> **Exercise**: Please quote every line word for word.

>> Start

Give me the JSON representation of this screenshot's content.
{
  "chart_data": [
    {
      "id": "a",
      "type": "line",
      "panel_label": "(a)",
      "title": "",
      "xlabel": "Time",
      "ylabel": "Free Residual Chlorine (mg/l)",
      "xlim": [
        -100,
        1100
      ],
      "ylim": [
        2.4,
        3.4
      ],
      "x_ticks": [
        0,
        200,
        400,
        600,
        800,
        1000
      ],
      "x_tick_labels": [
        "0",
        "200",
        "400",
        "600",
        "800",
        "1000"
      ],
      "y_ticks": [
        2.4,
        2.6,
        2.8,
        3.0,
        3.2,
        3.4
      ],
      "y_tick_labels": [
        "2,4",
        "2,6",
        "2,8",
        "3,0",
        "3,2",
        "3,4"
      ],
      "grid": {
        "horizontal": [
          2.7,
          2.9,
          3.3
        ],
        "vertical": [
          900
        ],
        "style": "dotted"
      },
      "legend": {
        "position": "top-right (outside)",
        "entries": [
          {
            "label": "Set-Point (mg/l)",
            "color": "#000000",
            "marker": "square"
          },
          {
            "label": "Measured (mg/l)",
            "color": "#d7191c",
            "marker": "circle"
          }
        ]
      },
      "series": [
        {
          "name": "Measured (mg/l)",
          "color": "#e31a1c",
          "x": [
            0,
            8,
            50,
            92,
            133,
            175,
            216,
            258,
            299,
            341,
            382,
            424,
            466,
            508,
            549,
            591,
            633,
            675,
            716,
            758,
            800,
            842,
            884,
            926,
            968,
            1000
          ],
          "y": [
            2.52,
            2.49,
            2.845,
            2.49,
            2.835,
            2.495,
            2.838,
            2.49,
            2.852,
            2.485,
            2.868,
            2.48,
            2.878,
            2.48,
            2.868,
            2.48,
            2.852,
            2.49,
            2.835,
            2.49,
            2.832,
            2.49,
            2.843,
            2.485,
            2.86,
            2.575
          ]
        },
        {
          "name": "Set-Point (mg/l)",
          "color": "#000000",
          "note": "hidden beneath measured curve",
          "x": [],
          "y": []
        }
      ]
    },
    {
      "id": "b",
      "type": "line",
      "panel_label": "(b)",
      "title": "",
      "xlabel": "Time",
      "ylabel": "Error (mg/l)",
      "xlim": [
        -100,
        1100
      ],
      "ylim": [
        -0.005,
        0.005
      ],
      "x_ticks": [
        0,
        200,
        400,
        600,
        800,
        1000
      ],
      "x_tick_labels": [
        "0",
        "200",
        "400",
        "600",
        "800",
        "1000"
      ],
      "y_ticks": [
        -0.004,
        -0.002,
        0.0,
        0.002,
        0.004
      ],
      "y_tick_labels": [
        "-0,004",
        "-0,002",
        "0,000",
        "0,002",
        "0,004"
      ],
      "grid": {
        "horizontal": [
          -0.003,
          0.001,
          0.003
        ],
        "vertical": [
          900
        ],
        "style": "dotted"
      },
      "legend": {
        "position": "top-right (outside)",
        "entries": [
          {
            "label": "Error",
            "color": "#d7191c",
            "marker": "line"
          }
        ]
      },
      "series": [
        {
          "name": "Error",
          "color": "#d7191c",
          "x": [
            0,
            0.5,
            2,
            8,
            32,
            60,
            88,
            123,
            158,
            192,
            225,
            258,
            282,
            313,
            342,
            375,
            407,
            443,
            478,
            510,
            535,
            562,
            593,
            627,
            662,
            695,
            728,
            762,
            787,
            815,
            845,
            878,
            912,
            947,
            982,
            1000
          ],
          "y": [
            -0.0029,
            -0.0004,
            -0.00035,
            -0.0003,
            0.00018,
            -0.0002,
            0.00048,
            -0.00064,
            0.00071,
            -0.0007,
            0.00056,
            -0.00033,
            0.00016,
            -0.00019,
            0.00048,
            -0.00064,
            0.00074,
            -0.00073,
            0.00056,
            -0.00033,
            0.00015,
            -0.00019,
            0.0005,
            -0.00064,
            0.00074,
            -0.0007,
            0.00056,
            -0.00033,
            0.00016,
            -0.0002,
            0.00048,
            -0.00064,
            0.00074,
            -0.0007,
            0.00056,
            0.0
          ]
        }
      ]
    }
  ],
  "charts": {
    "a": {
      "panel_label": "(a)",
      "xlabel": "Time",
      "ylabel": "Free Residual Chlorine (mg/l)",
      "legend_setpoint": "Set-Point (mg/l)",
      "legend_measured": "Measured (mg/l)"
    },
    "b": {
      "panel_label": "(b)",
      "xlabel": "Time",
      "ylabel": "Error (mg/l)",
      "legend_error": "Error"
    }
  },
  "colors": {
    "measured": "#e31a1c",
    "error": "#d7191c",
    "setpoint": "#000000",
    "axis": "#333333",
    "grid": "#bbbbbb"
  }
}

>> End

> **Problem solution**:
Give me the JSON representation of this screenshot's content.
{
  "chart_data": [
    {
      "id": "a",
      "type": "line",
      "panel_label": "(a)",
      "title": "",
      "xlabel": "Time",
      "ylabel": "Free Residual Chlorine (mg/l)",
      "xlim": [
        -100,
        1100
      ],
      "ylim": [
        2.4,
        3.4
      ],
      "x_ticks": [
        0,
        200,
        400,
        600,
        800,
        1000
      ],
      "x_tick_labels": [
        "0",
        "200",
        "400",
        "600",
        "800",
        "1000"
      ],
      "y_ticks": [
        2.4,
        2.6,
        2.8,
        3.0,
        3.2,
        3.4
      ],
      "y_tick_labels": [
        "2,4",
        "2,6",
        "2,8",
        "3,0",
        "3,2",
        "3,4"
      ],
      "grid": {
        "horizontal": [
          2.7,
          2.9,
          3.3
        ],
        "vertical": [
          900
        ],
        "style": "dotted"
      },
      "legend": {
        "position": "top-right (outside)",
        "entries": [
          {
            "label": "Set-Point (mg/l)",
            "color": "#000000",
            "marker": "square"
          },
          {
            "label": "Measured (mg/l)",
            "color": "#d7191c",
            "marker": "circle"
          }
        ]
      },
      "series": [
        {
          "name": "Measured (mg/l)",
          "color": "#e31a1c",
          "x": [
            0,
            8,
            50,
            92,
            133,
            175,
            216,
            258,
            299,
            341,
            382,
            424,
            466,
            508,
            549,
            591,
            633,
            675,
            716,
            758,
            800,
            842,
            884,
            926,
            968,
            1000
          ],
          "y": [
            2.52,
            2.49,
            2.845,
            2.49,
            2.835,
            2.495,
            2.838,
            2.49,
            2.852,
            2.485,
            2.868,
            2.48,
            2.878,
            2.48,
            2.868,
            2.48,
            2.852,
            2.49,
            2.835,
            2.49,
            2.832,
            2.49,
            2.843,
            2.485,
            2.86,
            2.575
          ]
        },
        {
          "name": "Set-Point (mg/l)",
          "color": "#000000",
          "note": "hidden beneath measured curve",
          "x": [],
          "y": []
        }
      ]
    },
    {
      "id": "b",
      "type": "line",
      "panel_label": "(b)",
      "title": "",
      "xlabel": "Time",
      "ylabel": "Error (mg/l)",
      "xlim": [
        -100,
        1100
      ],
      "ylim": [
        -0.005,
        0.005
      ],
      "x_ticks": [
        0,
        200,
        400,
        600,
        800,
        1000
      ],
      "x_tick_labels": [
        "0",
        "200",
        "400",
        "600",
        "800",
        "1000"
      ],
      "y_ticks": [
        -0.004,
        -0.002,
        0.0,
        0.002,
        0.004
      ],
      "y_tick_labels": [
        "-0,004",
        "-0,002",
        "0,000",
        "0,002",
        "0,004"
      ],
      "grid": {
        "horizontal": [
          -0.003,
          0.001,
          0.003
        ],
        "vertical": [
          900
        ],
        "style": "dotted"
      },
      "legend": {
        "position": "top-right (outside)",
        "entries": [
          {
            "label": "Error",
            "color": "#d7191c",
            "marker": "line"
          }
        ]
      },
      "series": [
        {
          "name": "Error",
          "color": "#d7191c",
          "x": [
            0,
            0.5,
            2,
            8,
            32,
            60,
            88,
            123,
            158,
            192,
            225,
            258,
            282,
            313,
            342,
            375,
            407,
            443,
            478,
            510,
            535,
            562,
            593,
            627,
            662,
            695,
            728,
            762,
            787,
            815,
            845,
            878,
            912,
            947,
            982,
            1000
          ],
          "y": [
            -0.0029,
            -0.0004,
            -0.00035,
            -0.0003,
            0.00018,
            -0.0002,
            0.00048,
            -0.00064,
            0.00071,
            -0.0007,
            0.00056,
            -0.00033,
            0.00016,
            -0.00019,
            0.00048,
            -0.00064,
            0.00074,
            -0.00073,
            0.00056,
            -0.00033,
            0.00015,
            -0.00019,
            0.0005,
            -0.00064,
            0.00074,
            -0.0007,
            0.00056,
            -0.00033,
            0.00016,
            -0.0002,
            0.00048,
            -0.00064,
            0.00074,
            -0.0007,
            0.00056,
            0.0
          ]
        }
      ]
    }
  ],
  "charts": {
    "a": {
      "panel_label": "(a)",
      "xlabel": "Time",
      "ylabel": "Free Residual Chlorine (mg/l)",
      "legend_setpoint": "Set-Point (mg/l)",
      "legend_measured": "Measured (mg/l)"
    },
    "b": {
      "panel_label": "(b)",
      "xlabel": "Time",
      "ylabel": "Error (mg/l)",
      "legend_error": "Error"
    }
  },
  "colors": {
    "measured": "#e31a1c",
    "error": "#d7191c",
    "setpoint": "#000000",
    "axis": "#333333",
    "grid": "#bbbbbb"
  }
}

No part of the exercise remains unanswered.